[start of INFORMATION PROVIDED]

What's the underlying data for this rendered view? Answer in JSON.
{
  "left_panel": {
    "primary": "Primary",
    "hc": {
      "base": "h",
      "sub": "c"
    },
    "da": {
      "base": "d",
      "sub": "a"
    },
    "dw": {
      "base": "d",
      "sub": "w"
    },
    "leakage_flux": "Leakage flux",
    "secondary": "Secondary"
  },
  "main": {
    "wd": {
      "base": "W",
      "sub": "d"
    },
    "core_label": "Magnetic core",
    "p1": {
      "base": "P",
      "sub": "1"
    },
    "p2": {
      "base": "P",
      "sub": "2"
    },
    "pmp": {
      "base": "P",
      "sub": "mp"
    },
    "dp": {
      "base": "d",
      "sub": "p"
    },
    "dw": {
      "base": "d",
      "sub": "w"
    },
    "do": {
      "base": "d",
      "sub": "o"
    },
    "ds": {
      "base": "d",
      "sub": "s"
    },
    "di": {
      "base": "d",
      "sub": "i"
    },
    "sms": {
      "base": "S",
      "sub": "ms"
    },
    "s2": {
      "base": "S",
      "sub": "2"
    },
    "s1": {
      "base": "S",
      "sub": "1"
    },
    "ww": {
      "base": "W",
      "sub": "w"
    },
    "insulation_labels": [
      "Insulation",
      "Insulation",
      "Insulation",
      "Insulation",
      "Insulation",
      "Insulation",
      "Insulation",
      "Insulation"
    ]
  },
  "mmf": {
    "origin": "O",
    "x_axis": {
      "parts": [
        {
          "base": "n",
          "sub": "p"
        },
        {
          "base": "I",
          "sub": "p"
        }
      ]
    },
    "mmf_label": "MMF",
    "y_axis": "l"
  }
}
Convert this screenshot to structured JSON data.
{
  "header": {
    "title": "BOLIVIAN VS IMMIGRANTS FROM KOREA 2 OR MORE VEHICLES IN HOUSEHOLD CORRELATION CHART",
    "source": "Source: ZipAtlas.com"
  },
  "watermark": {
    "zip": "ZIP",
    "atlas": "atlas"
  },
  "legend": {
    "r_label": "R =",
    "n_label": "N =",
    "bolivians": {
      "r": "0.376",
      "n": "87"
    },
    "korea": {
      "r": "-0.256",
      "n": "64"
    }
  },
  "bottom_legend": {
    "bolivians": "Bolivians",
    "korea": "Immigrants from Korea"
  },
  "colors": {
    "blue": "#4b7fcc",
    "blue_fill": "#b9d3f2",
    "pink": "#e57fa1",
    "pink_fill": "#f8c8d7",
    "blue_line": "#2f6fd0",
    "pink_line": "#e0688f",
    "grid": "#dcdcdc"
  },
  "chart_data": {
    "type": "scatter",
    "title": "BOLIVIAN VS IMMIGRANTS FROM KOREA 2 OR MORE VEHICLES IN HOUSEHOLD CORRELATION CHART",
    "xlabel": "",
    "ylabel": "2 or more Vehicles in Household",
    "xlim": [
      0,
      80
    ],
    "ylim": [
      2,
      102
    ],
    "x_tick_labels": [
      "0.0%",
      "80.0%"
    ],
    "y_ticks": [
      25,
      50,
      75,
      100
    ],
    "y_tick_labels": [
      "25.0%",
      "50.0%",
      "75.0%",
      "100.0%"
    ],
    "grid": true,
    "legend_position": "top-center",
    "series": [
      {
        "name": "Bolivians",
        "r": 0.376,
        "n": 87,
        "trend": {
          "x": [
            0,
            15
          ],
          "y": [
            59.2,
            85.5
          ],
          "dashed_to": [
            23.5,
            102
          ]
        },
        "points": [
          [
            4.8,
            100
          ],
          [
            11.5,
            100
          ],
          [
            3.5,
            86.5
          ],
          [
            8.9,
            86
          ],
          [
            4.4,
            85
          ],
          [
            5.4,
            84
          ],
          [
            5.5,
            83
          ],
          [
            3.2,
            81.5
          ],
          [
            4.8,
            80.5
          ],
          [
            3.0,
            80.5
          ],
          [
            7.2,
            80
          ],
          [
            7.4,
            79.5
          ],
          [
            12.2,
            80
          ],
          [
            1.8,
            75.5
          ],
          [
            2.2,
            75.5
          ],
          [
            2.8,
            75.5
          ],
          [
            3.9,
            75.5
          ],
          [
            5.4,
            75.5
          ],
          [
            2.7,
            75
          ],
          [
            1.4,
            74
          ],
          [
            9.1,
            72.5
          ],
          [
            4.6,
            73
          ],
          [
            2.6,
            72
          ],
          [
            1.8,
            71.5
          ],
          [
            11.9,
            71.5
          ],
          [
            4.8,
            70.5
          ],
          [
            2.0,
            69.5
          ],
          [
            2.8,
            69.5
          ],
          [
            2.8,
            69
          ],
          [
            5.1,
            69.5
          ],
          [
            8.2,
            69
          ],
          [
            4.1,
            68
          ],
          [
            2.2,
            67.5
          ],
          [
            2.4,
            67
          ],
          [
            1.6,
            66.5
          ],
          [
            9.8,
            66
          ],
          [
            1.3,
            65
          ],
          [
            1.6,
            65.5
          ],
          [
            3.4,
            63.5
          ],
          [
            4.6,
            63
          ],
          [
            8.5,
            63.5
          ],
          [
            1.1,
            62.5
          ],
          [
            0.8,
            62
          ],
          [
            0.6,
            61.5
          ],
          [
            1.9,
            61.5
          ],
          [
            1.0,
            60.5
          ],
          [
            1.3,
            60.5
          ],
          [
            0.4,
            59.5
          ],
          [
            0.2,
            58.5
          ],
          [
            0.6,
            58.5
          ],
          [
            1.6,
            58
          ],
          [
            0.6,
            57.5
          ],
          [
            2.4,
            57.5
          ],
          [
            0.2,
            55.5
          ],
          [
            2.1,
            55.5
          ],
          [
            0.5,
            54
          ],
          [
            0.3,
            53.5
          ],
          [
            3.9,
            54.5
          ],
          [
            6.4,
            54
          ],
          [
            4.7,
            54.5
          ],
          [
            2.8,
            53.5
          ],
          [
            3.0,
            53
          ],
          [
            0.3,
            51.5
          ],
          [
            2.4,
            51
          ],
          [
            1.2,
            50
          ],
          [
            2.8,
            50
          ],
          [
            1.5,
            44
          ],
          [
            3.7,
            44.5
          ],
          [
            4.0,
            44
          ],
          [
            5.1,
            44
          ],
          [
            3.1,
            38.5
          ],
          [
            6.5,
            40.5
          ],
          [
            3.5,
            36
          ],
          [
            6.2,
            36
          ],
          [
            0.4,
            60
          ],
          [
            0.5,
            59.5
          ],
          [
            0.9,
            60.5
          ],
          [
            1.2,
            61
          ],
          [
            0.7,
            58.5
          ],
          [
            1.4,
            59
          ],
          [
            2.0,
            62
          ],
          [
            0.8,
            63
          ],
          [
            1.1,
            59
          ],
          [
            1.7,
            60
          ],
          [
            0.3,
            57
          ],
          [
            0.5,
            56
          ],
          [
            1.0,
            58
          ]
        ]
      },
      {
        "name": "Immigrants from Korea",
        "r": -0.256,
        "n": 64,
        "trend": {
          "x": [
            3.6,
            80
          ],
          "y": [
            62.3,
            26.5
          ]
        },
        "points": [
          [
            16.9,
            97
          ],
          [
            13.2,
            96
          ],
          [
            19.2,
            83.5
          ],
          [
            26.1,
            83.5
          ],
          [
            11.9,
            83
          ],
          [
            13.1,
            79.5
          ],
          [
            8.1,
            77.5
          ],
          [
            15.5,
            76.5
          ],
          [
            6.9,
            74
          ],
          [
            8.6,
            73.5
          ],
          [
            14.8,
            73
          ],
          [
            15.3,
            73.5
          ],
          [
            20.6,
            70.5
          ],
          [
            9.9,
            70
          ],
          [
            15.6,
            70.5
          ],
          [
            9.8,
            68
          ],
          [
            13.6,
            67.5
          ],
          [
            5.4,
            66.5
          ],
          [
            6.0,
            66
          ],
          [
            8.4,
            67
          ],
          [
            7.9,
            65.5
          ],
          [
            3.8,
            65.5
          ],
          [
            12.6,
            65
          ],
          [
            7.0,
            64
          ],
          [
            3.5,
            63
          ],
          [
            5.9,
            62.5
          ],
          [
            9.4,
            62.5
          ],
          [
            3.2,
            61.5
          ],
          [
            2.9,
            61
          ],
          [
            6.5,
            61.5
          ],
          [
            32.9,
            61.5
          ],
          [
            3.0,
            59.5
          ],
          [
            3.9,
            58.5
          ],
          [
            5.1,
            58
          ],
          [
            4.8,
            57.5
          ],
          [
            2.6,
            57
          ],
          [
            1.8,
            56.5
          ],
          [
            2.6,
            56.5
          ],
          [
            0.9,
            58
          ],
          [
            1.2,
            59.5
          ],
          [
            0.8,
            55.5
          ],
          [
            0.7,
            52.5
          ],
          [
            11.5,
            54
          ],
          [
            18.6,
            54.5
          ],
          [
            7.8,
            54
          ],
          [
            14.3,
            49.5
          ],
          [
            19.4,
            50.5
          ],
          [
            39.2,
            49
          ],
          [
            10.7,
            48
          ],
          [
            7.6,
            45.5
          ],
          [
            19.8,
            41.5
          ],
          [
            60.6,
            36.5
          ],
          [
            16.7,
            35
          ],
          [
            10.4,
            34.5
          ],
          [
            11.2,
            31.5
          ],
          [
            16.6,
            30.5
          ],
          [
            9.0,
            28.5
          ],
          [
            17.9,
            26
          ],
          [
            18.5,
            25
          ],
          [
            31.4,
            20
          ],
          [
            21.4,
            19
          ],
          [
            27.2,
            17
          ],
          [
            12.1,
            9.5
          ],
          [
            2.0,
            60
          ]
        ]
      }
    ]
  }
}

[end of INFORMATION PROVIDED]

= WORK TO DO =
Pick out the lines above containing the word "name", then copy them.

= EXPECTED OUTPUT =
        "name": "Bolivians",
        "name": "Immigrants from Korea",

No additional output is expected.